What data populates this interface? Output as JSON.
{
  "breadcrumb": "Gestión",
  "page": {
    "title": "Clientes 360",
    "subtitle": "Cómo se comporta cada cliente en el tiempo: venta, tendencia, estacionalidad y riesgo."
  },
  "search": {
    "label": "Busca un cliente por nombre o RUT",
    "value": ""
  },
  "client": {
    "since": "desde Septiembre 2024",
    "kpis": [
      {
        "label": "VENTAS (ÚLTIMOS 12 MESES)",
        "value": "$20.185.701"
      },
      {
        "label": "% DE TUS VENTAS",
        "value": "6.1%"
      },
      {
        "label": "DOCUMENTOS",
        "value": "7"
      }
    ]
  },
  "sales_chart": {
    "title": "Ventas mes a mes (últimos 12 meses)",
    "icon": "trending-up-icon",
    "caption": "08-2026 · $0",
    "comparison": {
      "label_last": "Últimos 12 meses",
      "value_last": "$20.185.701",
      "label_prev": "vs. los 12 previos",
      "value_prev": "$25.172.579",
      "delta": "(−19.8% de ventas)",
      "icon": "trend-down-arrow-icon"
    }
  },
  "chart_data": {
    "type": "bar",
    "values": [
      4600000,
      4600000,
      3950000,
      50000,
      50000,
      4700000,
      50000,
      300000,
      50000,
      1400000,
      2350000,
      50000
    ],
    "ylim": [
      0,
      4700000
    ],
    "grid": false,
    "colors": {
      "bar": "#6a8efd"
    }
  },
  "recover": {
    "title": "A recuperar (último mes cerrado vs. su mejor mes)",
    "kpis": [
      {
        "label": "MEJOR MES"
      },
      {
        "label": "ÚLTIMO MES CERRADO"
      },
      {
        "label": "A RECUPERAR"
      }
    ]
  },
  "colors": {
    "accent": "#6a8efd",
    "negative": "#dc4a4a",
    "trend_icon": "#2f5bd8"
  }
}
· · ·
TASK REQUIREMENTS ->
All of the entries must be written out exactly as they stand.

COMPLETED EXERCISE ->
What data populates this interface? Output as JSON.
{
  "breadcrumb": "Gestión",
  "page": {
    "title": "Clientes 360",
    "subtitle": "Cómo se comporta cada cliente en el tiempo: venta, tendencia, estacionalidad y riesgo."
  },
  "search": {
    "label": "Busca un cliente por nombre o RUT",
    "value": ""
  },
  "client": {
    "since": "desde Septiembre 2024",
    "kpis": [
      {
        "label": "VENTAS (ÚLTIMOS 12 MESES)",
        "value": "$20.185.701"
      },
      {
        "label": "% DE TUS VENTAS",
        "value": "6.1%"
      },
      {
        "label": "DOCUMENTOS",
        "value": "7"
      }
    ]
  },
  "sales_chart": {
    "title": "Ventas mes a mes (últimos 12 meses)",
    "icon": "trending-up-icon",
    "caption": "08-2026 · $0",
    "comparison": {
      "label_last": "Últimos 12 meses",
      "value_last": "$20.185.701",
      "label_prev": "vs. los 12 previos",
      "value_prev": "$25.172.579",
      "delta": "(−19.8% de ventas)",
      "icon": "trend-down-arrow-icon"
    }
  },
  "chart_data": {
    "type": "bar",
    "values": [
      4600000,
      4600000,
      3950000,
      50000,
      50000,
      4700000,
      50000,
      300000,
      50000,
      1400000,
      2350000,
      50000
    ],
    "ylim": [
      0,
      4700000
    ],
    "grid": false,
    "colors": {
      "bar": "#6a8efd"
    }
  },
  "recover": {
    "title": "A recuperar (último mes cerrado vs. su mejor mes)",
    "kpis": [
      {
        "label": "MEJOR MES"
      },
      {
        "label": "ÚLTIMO MES CERRADO"
      },
      {
        "label": "A RECUPERAR"
      }
    ]
  },
  "colors": {
    "accent": "#6a8efd",
    "negative": "#dc4a4a",
    "trend_icon": "#2f5bd8"
  }
}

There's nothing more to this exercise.